#### INPUT DATA:
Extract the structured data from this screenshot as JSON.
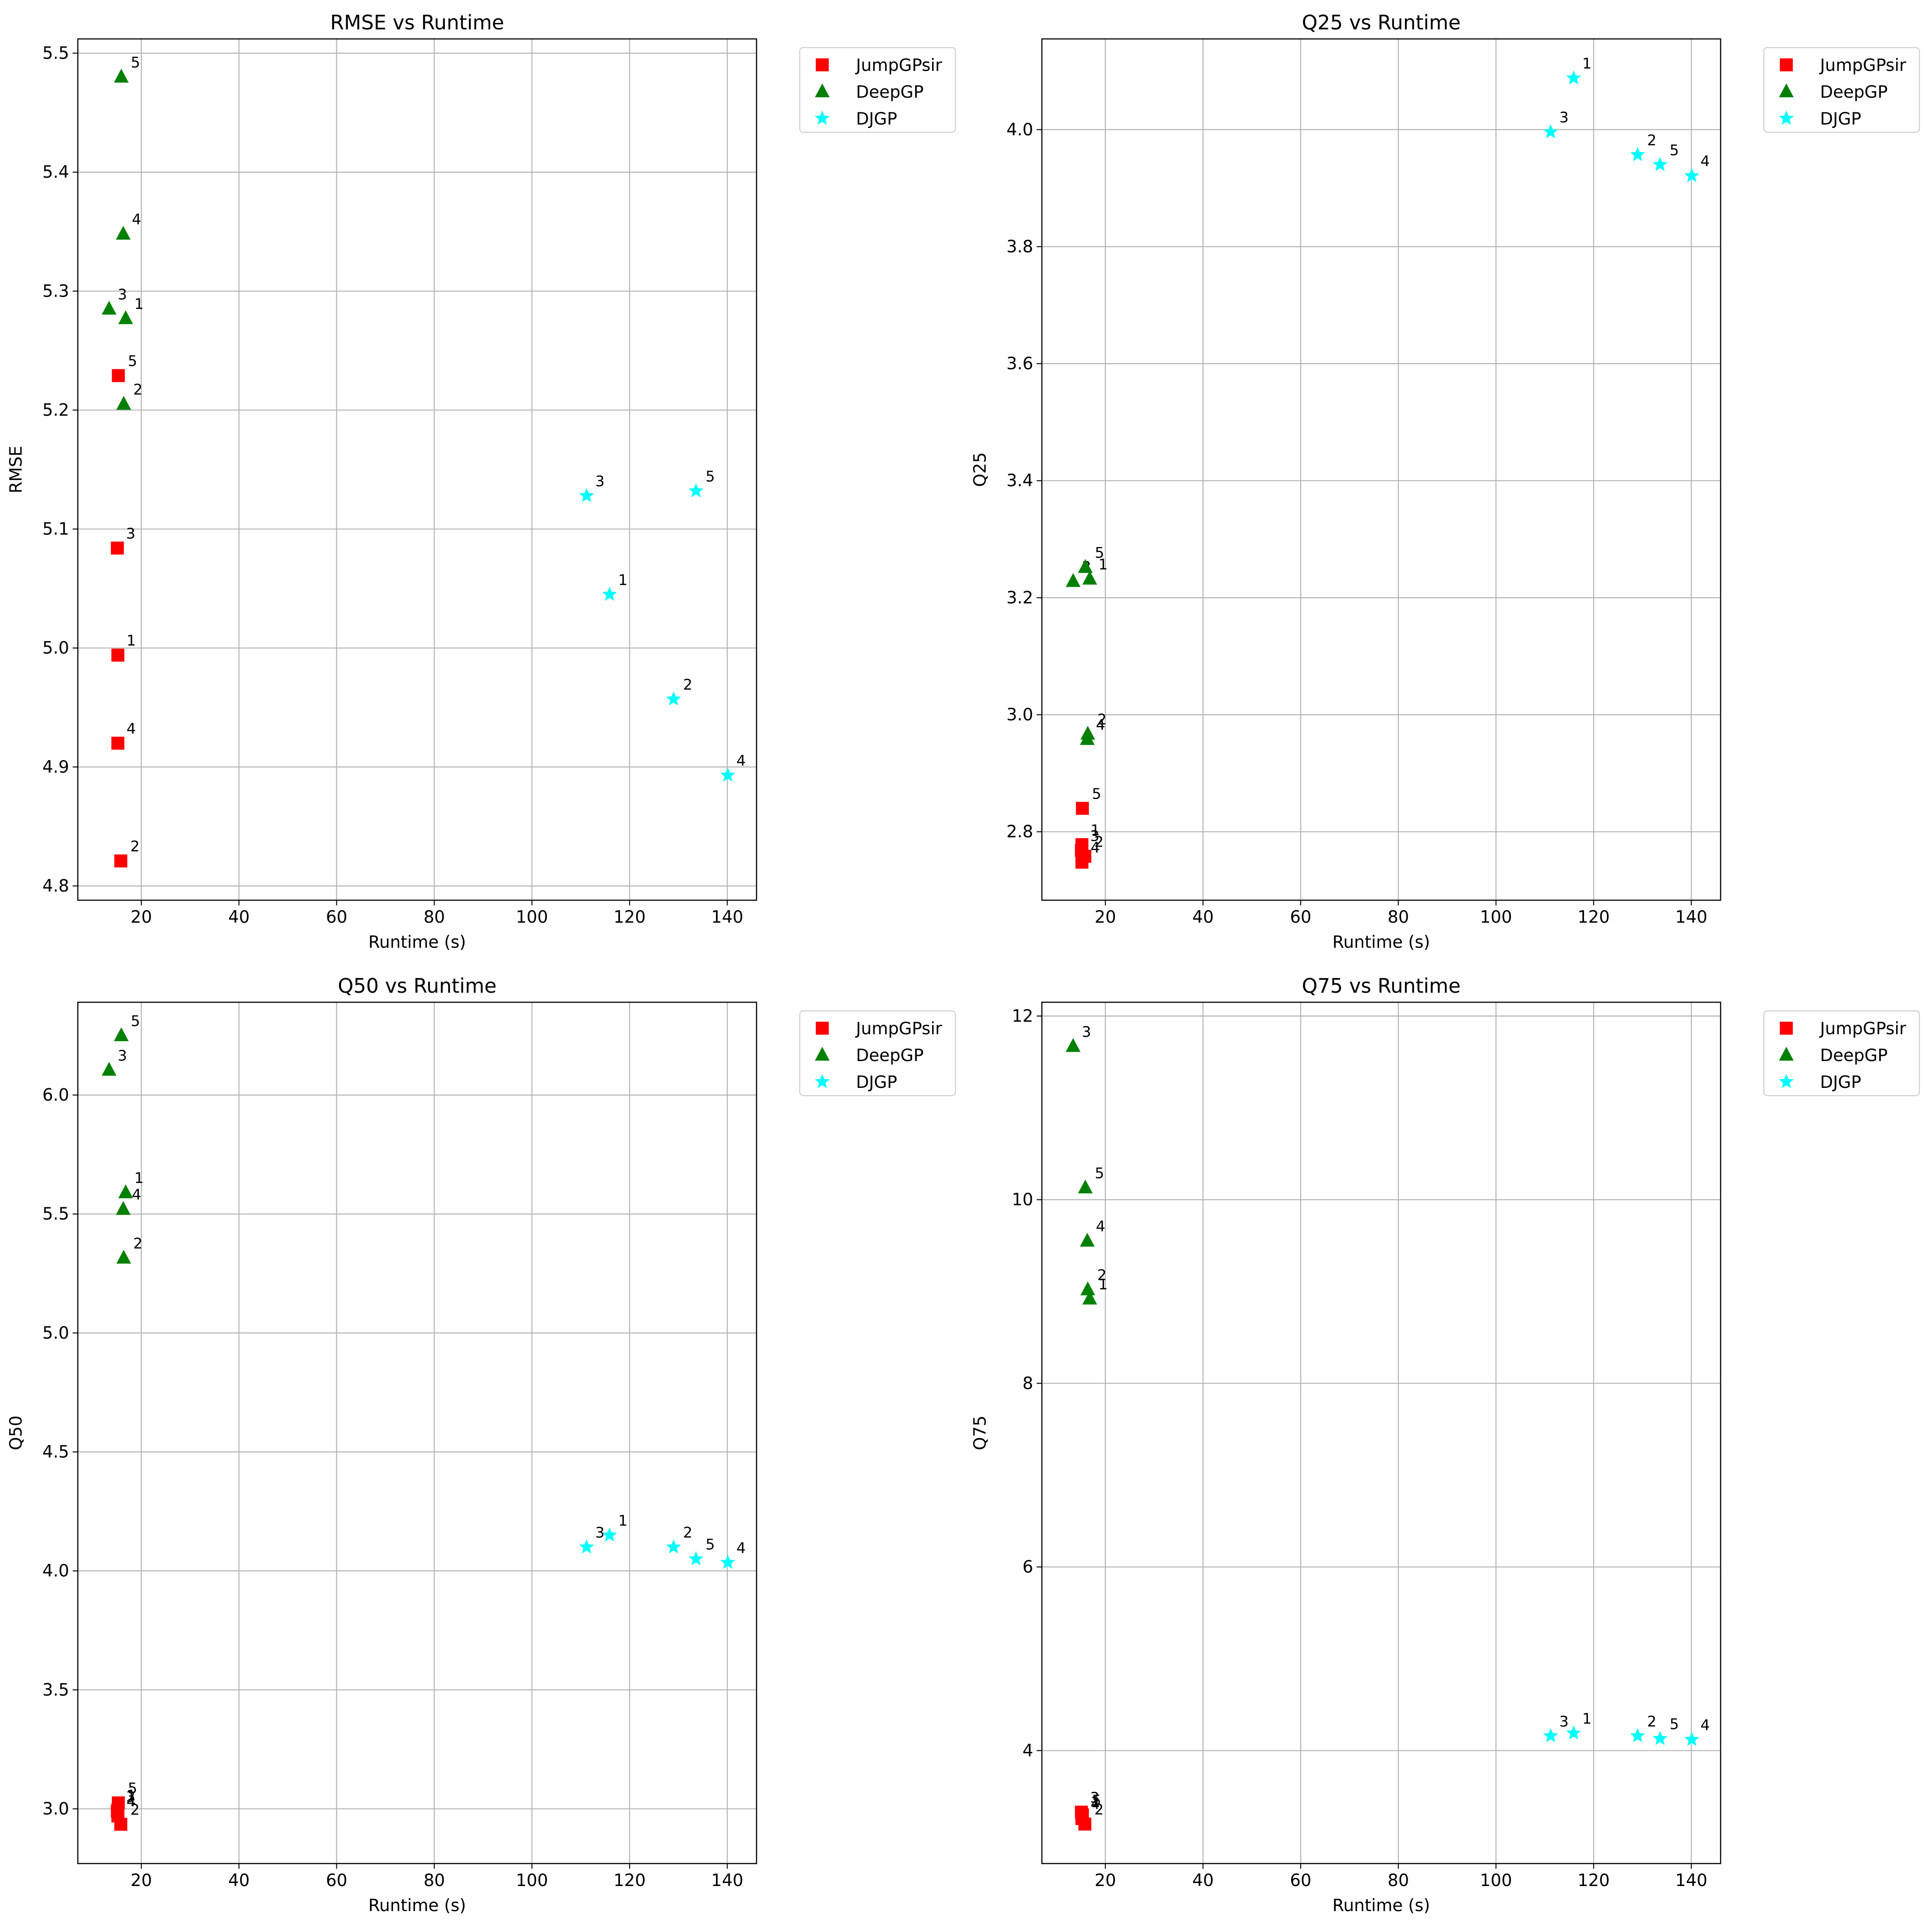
{
  "figure": {
    "title": ""
  },
  "legend_labels": [
    "JumpGPsir",
    "DeepGP",
    "DJGP"
  ],
  "chart_data": [
    {
      "type": "scatter",
      "title": "RMSE vs Runtime",
      "xlabel": "Runtime (s)",
      "ylabel": "RMSE",
      "xlim": [
        7,
        146
      ],
      "ylim": [
        4.788,
        5.512
      ],
      "xticks": [
        20,
        40,
        60,
        80,
        100,
        120,
        140
      ],
      "yticks": [
        4.8,
        4.9,
        5.0,
        5.1,
        5.2,
        5.3,
        5.4,
        5.5
      ],
      "tick_decimals": 1,
      "grid": true,
      "legend": "outside upper right",
      "series": [
        {
          "name": "JumpGPsir",
          "marker": "square",
          "color": "#ff0000",
          "points": [
            {
              "x": 15.2,
              "y": 4.994,
              "label": "1"
            },
            {
              "x": 15.8,
              "y": 4.821,
              "label": "2"
            },
            {
              "x": 15.1,
              "y": 5.084,
              "label": "3"
            },
            {
              "x": 15.2,
              "y": 4.92,
              "label": "4"
            },
            {
              "x": 15.3,
              "y": 5.229,
              "label": "5"
            }
          ]
        },
        {
          "name": "DeepGP",
          "marker": "triangle",
          "color": "#008000",
          "points": [
            {
              "x": 16.8,
              "y": 5.277,
              "label": "1"
            },
            {
              "x": 16.4,
              "y": 5.205,
              "label": "2"
            },
            {
              "x": 13.4,
              "y": 5.285,
              "label": "3"
            },
            {
              "x": 16.3,
              "y": 5.348,
              "label": "4"
            },
            {
              "x": 15.9,
              "y": 5.48,
              "label": "5"
            }
          ]
        },
        {
          "name": "DJGP",
          "marker": "star",
          "color": "#00ffff",
          "points": [
            {
              "x": 115.9,
              "y": 5.045,
              "label": "1"
            },
            {
              "x": 129.0,
              "y": 4.957,
              "label": "2"
            },
            {
              "x": 111.2,
              "y": 5.128,
              "label": "3"
            },
            {
              "x": 140.1,
              "y": 4.893,
              "label": "4"
            },
            {
              "x": 133.6,
              "y": 5.132,
              "label": "5"
            }
          ]
        }
      ]
    },
    {
      "type": "scatter",
      "title": "Q25 vs Runtime",
      "xlabel": "Runtime (s)",
      "ylabel": "Q25",
      "xlim": [
        7,
        146
      ],
      "ylim": [
        2.683,
        4.155
      ],
      "xticks": [
        20,
        40,
        60,
        80,
        100,
        120,
        140
      ],
      "yticks": [
        2.8,
        3.0,
        3.2,
        3.4,
        3.6,
        3.8,
        4.0
      ],
      "tick_decimals": 1,
      "grid": true,
      "legend": "outside upper right",
      "series": [
        {
          "name": "JumpGPsir",
          "marker": "square",
          "color": "#ff0000",
          "points": [
            {
              "x": 15.2,
              "y": 2.778,
              "label": "1"
            },
            {
              "x": 15.8,
              "y": 2.758,
              "label": "2"
            },
            {
              "x": 15.1,
              "y": 2.768,
              "label": "3"
            },
            {
              "x": 15.2,
              "y": 2.748,
              "label": "4"
            },
            {
              "x": 15.3,
              "y": 2.84,
              "label": "5"
            }
          ]
        },
        {
          "name": "DeepGP",
          "marker": "triangle",
          "color": "#008000",
          "points": [
            {
              "x": 16.8,
              "y": 3.232,
              "label": "1"
            },
            {
              "x": 16.4,
              "y": 2.967,
              "label": "2"
            },
            {
              "x": 13.4,
              "y": 3.228,
              "label": "3"
            },
            {
              "x": 16.3,
              "y": 2.958,
              "label": "4"
            },
            {
              "x": 15.9,
              "y": 3.252,
              "label": "5"
            }
          ]
        },
        {
          "name": "DJGP",
          "marker": "star",
          "color": "#00ffff",
          "points": [
            {
              "x": 115.9,
              "y": 4.088,
              "label": "1"
            },
            {
              "x": 129.0,
              "y": 3.957,
              "label": "2"
            },
            {
              "x": 111.2,
              "y": 3.996,
              "label": "3"
            },
            {
              "x": 140.1,
              "y": 3.921,
              "label": "4"
            },
            {
              "x": 133.6,
              "y": 3.94,
              "label": "5"
            }
          ]
        }
      ]
    },
    {
      "type": "scatter",
      "title": "Q50 vs Runtime",
      "xlabel": "Runtime (s)",
      "ylabel": "Q50",
      "xlim": [
        7,
        146
      ],
      "ylim": [
        2.77,
        6.39
      ],
      "xticks": [
        20,
        40,
        60,
        80,
        100,
        120,
        140
      ],
      "yticks": [
        3.0,
        3.5,
        4.0,
        4.5,
        5.0,
        5.5,
        6.0
      ],
      "tick_decimals": 1,
      "grid": true,
      "legend": "outside upper right",
      "series": [
        {
          "name": "JumpGPsir",
          "marker": "square",
          "color": "#ff0000",
          "points": [
            {
              "x": 15.2,
              "y": 2.995,
              "label": "1"
            },
            {
              "x": 15.8,
              "y": 2.935,
              "label": "2"
            },
            {
              "x": 15.1,
              "y": 2.99,
              "label": "3"
            },
            {
              "x": 15.2,
              "y": 2.97,
              "label": "4"
            },
            {
              "x": 15.3,
              "y": 3.025,
              "label": "5"
            }
          ]
        },
        {
          "name": "DeepGP",
          "marker": "triangle",
          "color": "#008000",
          "points": [
            {
              "x": 16.8,
              "y": 5.59,
              "label": "1"
            },
            {
              "x": 16.4,
              "y": 5.315,
              "label": "2"
            },
            {
              "x": 13.4,
              "y": 6.105,
              "label": "3"
            },
            {
              "x": 16.3,
              "y": 5.52,
              "label": "4"
            },
            {
              "x": 15.9,
              "y": 6.25,
              "label": "5"
            }
          ]
        },
        {
          "name": "DJGP",
          "marker": "star",
          "color": "#00ffff",
          "points": [
            {
              "x": 115.9,
              "y": 4.15,
              "label": "1"
            },
            {
              "x": 129.0,
              "y": 4.1,
              "label": "2"
            },
            {
              "x": 111.2,
              "y": 4.1,
              "label": "3"
            },
            {
              "x": 140.1,
              "y": 4.035,
              "label": "4"
            },
            {
              "x": 133.6,
              "y": 4.05,
              "label": "5"
            }
          ]
        }
      ]
    },
    {
      "type": "scatter",
      "title": "Q75 vs Runtime",
      "xlabel": "Runtime (s)",
      "ylabel": "Q75",
      "xlim": [
        7,
        146
      ],
      "ylim": [
        2.77,
        12.15
      ],
      "xticks": [
        20,
        40,
        60,
        80,
        100,
        120,
        140
      ],
      "yticks": [
        4,
        6,
        8,
        10,
        12
      ],
      "tick_decimals": 0,
      "grid": true,
      "legend": "outside upper right",
      "series": [
        {
          "name": "JumpGPsir",
          "marker": "square",
          "color": "#ff0000",
          "points": [
            {
              "x": 15.2,
              "y": 3.28,
              "label": "1"
            },
            {
              "x": 15.8,
              "y": 3.2,
              "label": "2"
            },
            {
              "x": 15.1,
              "y": 3.33,
              "label": "3"
            },
            {
              "x": 15.2,
              "y": 3.26,
              "label": "4"
            },
            {
              "x": 15.3,
              "y": 3.3,
              "label": "5"
            }
          ]
        },
        {
          "name": "DeepGP",
          "marker": "triangle",
          "color": "#008000",
          "points": [
            {
              "x": 16.8,
              "y": 8.92,
              "label": "1"
            },
            {
              "x": 16.4,
              "y": 9.02,
              "label": "2"
            },
            {
              "x": 13.4,
              "y": 11.67,
              "label": "3"
            },
            {
              "x": 16.3,
              "y": 9.55,
              "label": "4"
            },
            {
              "x": 15.9,
              "y": 10.13,
              "label": "5"
            }
          ]
        },
        {
          "name": "DJGP",
          "marker": "star",
          "color": "#00ffff",
          "points": [
            {
              "x": 115.9,
              "y": 4.19,
              "label": "1"
            },
            {
              "x": 129.0,
              "y": 4.16,
              "label": "2"
            },
            {
              "x": 111.2,
              "y": 4.16,
              "label": "3"
            },
            {
              "x": 140.1,
              "y": 4.12,
              "label": "4"
            },
            {
              "x": 133.6,
              "y": 4.13,
              "label": "5"
            }
          ]
        }
      ]
    }
  ]
}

#### EXERCISE DESCRIPTION:
Locate the word "title" in the entries, and copy every line where it is found.

#### PROBLEM SOLUTION:
    "title": ""
      "title": "RMSE vs Runtime",
      "title": "Q25 vs Runtime",
      "title": "Q50 vs Runtime",
      "title": "Q75 vs Runtime",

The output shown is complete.